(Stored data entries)

_ _ _ _ _

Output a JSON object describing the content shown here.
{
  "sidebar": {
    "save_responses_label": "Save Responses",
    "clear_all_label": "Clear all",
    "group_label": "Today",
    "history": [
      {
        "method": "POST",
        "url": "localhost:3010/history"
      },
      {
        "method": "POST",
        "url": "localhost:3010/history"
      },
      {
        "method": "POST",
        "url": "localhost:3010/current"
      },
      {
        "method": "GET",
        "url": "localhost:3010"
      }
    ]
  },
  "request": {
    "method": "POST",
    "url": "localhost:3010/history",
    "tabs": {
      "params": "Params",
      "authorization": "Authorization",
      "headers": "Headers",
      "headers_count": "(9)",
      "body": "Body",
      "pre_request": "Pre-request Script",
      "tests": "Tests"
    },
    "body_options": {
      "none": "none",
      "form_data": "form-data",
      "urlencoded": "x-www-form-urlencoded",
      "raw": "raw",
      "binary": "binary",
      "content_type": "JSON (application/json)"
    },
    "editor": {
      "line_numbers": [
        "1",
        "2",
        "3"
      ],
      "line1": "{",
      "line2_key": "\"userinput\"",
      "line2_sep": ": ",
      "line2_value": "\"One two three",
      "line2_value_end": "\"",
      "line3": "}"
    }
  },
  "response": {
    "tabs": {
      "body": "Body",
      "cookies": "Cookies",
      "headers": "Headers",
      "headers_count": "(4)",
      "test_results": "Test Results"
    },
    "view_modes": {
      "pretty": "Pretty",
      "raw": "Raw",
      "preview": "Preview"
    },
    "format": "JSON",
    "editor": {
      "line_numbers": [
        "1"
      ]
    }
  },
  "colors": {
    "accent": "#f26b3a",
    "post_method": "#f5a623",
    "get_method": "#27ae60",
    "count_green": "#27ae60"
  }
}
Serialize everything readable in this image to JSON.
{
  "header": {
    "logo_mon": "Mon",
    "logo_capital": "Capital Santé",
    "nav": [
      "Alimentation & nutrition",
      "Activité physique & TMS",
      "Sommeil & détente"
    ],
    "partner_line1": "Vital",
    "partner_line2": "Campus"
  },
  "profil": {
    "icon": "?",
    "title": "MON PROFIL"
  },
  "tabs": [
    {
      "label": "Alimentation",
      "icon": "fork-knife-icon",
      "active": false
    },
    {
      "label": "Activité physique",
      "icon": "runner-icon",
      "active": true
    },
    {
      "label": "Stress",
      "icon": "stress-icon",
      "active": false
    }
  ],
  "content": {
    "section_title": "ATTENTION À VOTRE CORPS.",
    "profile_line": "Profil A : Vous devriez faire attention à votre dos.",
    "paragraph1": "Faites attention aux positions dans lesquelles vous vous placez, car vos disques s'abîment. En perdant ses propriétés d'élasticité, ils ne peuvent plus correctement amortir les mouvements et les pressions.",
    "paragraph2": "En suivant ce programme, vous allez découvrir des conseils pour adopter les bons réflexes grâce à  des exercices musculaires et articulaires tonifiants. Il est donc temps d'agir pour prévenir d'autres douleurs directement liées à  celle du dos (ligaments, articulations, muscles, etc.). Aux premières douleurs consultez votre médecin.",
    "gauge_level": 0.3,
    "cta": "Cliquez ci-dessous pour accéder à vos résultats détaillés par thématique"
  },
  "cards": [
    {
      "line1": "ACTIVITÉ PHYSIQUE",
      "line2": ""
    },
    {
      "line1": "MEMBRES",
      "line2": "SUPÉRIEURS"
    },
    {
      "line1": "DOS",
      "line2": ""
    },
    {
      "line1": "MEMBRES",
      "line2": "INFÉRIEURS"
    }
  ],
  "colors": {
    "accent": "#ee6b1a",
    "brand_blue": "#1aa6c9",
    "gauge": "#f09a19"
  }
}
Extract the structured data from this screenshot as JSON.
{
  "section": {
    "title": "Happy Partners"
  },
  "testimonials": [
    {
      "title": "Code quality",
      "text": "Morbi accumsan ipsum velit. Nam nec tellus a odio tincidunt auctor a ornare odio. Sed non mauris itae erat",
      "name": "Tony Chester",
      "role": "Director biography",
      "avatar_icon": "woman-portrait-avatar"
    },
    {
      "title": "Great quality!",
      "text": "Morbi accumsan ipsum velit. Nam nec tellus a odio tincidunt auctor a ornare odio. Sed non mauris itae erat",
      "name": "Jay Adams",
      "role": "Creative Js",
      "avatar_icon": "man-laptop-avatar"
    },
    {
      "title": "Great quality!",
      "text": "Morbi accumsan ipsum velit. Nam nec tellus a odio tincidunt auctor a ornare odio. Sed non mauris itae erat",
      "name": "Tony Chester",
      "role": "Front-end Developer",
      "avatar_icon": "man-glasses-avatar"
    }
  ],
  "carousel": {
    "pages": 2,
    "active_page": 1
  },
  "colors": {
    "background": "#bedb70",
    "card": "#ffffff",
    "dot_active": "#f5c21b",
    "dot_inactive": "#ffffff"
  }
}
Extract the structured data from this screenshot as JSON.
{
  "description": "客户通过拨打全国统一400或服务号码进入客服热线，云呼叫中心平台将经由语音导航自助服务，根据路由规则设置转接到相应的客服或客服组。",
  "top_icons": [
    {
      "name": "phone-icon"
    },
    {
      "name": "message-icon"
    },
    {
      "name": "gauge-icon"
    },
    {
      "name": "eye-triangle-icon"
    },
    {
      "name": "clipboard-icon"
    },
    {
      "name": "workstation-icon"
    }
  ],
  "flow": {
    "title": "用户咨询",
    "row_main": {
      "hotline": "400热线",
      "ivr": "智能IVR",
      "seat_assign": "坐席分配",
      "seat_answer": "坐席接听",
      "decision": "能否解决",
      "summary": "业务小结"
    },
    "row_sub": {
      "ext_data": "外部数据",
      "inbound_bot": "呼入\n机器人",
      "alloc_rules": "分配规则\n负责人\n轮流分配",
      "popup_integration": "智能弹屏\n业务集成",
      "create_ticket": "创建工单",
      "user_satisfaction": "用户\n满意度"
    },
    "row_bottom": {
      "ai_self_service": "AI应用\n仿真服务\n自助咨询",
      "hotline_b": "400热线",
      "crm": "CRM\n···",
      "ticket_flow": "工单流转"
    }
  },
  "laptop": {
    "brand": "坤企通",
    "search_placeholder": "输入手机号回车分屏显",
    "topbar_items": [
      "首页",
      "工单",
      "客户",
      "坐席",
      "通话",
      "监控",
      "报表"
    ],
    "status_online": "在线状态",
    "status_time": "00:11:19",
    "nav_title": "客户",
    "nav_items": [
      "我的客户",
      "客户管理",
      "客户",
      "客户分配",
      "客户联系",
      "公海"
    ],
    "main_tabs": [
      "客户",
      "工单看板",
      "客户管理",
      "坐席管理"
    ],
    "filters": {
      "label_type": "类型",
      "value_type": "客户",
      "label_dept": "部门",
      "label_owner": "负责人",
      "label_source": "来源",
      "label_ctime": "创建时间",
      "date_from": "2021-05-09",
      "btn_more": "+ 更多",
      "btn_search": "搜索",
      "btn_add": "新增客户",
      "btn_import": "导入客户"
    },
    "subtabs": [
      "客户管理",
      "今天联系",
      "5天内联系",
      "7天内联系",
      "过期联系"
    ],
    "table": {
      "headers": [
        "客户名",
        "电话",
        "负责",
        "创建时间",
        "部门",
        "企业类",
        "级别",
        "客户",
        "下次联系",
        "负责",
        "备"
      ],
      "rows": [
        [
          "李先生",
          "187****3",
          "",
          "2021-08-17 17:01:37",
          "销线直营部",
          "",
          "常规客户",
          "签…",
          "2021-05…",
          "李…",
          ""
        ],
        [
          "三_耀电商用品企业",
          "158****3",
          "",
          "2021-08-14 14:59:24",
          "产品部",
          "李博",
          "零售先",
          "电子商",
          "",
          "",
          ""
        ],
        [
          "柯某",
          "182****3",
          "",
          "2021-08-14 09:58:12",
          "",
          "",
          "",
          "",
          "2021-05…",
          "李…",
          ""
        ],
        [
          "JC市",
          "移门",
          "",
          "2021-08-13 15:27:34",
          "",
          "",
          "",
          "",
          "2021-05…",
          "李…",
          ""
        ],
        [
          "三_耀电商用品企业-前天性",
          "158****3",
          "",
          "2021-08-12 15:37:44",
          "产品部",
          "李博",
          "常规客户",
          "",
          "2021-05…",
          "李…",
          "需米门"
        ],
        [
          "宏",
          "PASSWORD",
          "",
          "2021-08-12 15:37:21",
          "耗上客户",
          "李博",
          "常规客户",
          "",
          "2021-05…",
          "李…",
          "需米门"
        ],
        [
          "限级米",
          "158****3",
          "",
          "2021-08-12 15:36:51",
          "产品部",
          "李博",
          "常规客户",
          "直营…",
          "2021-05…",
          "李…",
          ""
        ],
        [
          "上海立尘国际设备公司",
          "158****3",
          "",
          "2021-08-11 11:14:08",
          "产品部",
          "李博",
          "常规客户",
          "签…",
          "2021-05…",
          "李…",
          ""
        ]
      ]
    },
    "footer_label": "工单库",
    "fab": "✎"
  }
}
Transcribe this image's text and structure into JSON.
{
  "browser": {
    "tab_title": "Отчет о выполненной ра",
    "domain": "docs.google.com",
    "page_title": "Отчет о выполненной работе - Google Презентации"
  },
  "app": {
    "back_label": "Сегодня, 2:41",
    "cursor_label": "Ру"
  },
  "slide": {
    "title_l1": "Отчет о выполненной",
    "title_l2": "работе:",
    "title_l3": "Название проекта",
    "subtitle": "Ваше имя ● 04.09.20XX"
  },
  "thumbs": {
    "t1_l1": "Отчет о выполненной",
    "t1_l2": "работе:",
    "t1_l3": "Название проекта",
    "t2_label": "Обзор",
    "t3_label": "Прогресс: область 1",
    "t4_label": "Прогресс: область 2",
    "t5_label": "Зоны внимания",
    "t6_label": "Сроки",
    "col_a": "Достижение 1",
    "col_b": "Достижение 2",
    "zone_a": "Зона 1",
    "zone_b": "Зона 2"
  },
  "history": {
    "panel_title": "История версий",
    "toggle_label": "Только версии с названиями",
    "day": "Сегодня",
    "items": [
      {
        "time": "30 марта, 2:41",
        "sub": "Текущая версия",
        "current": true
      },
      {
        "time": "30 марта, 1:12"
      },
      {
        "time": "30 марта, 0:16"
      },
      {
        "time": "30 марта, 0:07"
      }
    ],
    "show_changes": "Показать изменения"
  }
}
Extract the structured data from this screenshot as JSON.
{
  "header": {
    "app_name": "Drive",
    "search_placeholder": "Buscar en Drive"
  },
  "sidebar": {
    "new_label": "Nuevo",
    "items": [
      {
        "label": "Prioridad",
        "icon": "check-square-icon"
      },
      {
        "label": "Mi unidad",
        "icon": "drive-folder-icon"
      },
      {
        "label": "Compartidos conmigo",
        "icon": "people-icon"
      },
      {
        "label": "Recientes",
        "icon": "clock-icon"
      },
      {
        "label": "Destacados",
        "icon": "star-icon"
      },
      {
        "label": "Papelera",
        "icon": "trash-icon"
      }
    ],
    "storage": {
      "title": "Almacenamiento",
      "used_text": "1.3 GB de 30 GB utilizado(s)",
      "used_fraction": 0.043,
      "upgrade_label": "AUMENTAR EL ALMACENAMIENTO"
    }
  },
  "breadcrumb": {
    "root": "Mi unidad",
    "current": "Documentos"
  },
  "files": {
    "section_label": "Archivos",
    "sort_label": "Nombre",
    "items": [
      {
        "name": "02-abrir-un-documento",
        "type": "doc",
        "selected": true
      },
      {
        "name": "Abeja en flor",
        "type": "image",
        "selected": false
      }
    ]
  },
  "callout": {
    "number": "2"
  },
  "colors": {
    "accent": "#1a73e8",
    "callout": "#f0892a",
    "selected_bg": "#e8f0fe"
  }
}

_ _ _ _ _

▸ **What is needed**: Report the number of lines in the listing that include the string "Отчет"; give nothing but the number.

▸ **Worked answer**: 4